▸ Set exercise 1: Decide whether each statement agrees with the passage on translation research below, answering yes or no and quoting the exact words of the passage that settle it. (a) In Think-Aloud Protocols, the translator speaks their thoughts while translating. (b) The passage says the cognitive focus rests on a hermeneutic paradigm. (c) Sociological research on translation has borrowed data collection methods from sociology.
+++
The third focus is research on the translator's (and interpreter's) cognition. These days, this sometimes merges with the cognitive linguistic approach mentioned above. The central issue is simple: what goes on in the translator's head? (Krings 1986) How are decisions made? We cannot study this process directly, so inferences have to be made from what we can observe. One early method was the use of Think-Aloud Protocols (TAPs), where a translator is required to think aloud as he/she translates. Inferences are then made from what is said, often about problems that have occurred, and from the positioning and lengths of pauses, for instance. Further inferences may be drawn from what is known about the translator's emotional state, self-image, personality, personal history, value priorities, and so on (Jaaskelainen 2002). Later, key-logging and eye-tracking technologies have been taken into use, and even EEG and PET scans of the translator's brain (see e. g. Muñoz Martín 2014). Most recently, it has been suggested that a move should be made towards incorporating the methods and theories of neuroscience (e.g. García et al. 2016). Another recent development is the growing interest in the approach known as embedded or embodied cogni-

tion, which sees the mind not as a self-contained black box, separate from the body, but rather as embedded in and part of its physical context, including the human body itself and its immediate environment (e. g. Risku 2014). In general, the cognitive focus is obviously based on the empirical paradigm.

The fourth general focus is a sociological one. This looks at translation as a social activity, from many points of view. Many translators work in a team, for instance, and this means that there are social relationships between team members such as project managers, revisers, colleagues, clients and so on. Network models of workplace procedures are proposed, to study the communication between the agents involved. Issues concerning the translator's agency are studied, such as autonomy, power and visibility (see Kinnunen and Koskinen 2010). Translators' treatment and working conditions are studied as factors affecting the assessment of translation quality: if working conditions are appalling, can the translator be blamed for a producing a poor translation? Translation quality is thus given an ethical aspect as well as a textual one (Abdallah 2012, Ehrensberger-Dow and O'Brien 2015). Sociological research has also looked at the international translation market, the economics of translation, the professionalization of translators and interpreters, accreditation systems, social status, and payment rates. Another important topic is non-professional translation, such as the use of children to interpret for their immigrant parents, or the amateur fan-translation of films or comics (see Brian Harris's blog). Yet another significant area is translation policy and its relation to language policy. In sociological research on translation, theoretical concepts have obviously been borrowed from sociology (theories such as norm theory, Bourdieu's work, and Agent Network Theory), and so have data collection and elicitation methods (e. g. questionnaires, interviews). The general philosophical background has been empirical: the activity of translation is studied as a human science (see e. g. Wolf and Fu-kari 2007).
+++
▸ Set exercise 2: Reproduce word for word the records from their first line up to and including the line that contains "Text: 92: 92 [403,978,416,987]".
+++
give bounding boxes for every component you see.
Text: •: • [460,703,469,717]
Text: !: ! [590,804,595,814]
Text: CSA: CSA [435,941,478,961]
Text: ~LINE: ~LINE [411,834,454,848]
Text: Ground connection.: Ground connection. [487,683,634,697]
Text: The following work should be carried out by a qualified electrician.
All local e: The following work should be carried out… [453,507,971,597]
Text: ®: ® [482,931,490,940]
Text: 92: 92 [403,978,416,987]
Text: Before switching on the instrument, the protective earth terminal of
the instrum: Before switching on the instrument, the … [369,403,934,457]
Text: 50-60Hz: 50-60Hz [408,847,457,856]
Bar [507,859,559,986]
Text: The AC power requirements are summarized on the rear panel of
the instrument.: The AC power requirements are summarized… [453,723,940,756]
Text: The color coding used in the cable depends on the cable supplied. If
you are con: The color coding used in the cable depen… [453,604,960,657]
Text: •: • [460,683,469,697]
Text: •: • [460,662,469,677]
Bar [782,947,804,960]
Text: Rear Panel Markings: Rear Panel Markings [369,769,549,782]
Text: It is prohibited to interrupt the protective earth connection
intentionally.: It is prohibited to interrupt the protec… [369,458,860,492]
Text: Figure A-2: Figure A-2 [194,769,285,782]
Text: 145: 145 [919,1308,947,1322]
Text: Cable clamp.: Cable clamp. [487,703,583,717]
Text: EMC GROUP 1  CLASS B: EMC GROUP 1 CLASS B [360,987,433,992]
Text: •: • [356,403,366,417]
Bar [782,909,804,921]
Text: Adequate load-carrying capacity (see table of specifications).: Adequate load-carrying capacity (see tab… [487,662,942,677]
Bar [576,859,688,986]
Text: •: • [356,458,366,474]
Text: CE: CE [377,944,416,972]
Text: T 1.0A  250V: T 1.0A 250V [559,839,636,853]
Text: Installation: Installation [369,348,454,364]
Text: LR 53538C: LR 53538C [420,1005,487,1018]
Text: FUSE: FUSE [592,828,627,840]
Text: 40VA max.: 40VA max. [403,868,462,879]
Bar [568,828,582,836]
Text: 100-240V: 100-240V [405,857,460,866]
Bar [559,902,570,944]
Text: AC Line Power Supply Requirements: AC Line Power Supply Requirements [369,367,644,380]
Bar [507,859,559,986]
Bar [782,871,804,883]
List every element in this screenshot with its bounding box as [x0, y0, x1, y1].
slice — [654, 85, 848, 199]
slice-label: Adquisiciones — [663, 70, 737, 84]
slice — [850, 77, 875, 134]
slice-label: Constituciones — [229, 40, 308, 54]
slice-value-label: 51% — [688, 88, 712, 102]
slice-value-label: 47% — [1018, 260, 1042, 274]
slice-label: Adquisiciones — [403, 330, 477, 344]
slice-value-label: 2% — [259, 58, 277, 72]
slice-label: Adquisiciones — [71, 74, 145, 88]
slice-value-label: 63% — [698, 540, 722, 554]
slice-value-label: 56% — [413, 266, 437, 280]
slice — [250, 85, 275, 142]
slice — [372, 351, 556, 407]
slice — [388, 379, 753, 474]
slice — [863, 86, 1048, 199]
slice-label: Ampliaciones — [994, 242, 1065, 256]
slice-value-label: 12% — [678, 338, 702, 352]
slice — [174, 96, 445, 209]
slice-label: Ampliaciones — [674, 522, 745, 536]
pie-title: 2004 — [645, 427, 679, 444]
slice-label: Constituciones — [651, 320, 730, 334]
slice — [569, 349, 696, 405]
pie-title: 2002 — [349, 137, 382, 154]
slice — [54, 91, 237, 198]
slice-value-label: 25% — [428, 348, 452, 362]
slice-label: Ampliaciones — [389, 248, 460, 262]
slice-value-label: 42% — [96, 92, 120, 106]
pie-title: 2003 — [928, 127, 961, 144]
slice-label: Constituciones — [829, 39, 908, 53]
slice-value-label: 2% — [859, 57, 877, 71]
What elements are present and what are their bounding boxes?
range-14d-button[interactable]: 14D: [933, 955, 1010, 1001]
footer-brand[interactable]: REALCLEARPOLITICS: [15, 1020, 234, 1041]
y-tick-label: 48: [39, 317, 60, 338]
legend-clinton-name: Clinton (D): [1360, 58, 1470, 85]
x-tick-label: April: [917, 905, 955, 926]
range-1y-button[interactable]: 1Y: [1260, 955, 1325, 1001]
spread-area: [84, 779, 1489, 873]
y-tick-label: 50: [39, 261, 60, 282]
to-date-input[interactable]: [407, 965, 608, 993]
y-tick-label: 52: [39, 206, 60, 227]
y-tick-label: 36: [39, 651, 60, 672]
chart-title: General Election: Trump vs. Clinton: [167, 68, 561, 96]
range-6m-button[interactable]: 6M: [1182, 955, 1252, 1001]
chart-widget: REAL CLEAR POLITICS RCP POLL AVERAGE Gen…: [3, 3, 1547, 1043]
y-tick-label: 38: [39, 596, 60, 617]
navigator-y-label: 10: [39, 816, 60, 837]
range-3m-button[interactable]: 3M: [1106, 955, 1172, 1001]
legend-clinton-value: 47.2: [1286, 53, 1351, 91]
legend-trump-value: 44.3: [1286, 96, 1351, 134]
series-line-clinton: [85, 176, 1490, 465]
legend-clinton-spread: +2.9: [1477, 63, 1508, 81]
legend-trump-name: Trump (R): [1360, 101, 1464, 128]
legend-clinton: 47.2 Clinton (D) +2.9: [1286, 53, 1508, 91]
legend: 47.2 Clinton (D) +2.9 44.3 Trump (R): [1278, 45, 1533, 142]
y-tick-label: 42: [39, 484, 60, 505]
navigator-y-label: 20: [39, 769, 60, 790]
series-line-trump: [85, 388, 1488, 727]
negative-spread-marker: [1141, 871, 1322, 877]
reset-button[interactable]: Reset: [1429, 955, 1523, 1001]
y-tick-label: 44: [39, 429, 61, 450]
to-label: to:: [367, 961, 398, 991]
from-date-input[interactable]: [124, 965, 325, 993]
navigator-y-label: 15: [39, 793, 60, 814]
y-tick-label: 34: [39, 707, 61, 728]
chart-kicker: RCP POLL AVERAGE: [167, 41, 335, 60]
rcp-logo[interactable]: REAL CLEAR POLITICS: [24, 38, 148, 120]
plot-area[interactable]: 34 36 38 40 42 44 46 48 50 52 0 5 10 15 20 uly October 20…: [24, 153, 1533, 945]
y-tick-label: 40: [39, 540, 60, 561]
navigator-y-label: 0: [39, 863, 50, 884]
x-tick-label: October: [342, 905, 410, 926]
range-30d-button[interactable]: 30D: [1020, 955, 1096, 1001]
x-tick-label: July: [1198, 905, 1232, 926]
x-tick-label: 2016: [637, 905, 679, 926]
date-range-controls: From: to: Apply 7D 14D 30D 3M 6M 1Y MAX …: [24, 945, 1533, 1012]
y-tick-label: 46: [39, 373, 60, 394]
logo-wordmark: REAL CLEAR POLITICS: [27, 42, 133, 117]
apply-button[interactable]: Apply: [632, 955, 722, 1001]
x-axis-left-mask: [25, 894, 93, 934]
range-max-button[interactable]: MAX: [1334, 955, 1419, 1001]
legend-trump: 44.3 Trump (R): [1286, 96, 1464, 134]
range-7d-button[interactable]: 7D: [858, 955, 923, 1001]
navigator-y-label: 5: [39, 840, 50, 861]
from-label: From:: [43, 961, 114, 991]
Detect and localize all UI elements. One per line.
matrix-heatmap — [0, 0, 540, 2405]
+++
▸ Full response 1:
(a) Yes: "where a translator is required to think aloud as he/she translates"
(b) No: "the cognitive focus is obviously based on the empirical paradigm"
(c) Yes: "and so have data collection and elicitation methods (e. g. questionnaires, interviews)"

▸ Full response 2:
give bounding boxes for every component you see.
Text: •: • [460,703,469,717]
Text: !: ! [590,804,595,814]
Text: CSA: CSA [435,941,478,961]
Text: ~LINE: ~LINE [411,834,454,848]
Text: Ground connection.: Ground connection. [487,683,634,697]
Text: The following work should be carried out by a qualified electrician.
All local e: The following work should be carried out… [453,507,971,597]
Text: ®: ® [482,931,490,940]
Text: 92: 92 [403,978,416,987]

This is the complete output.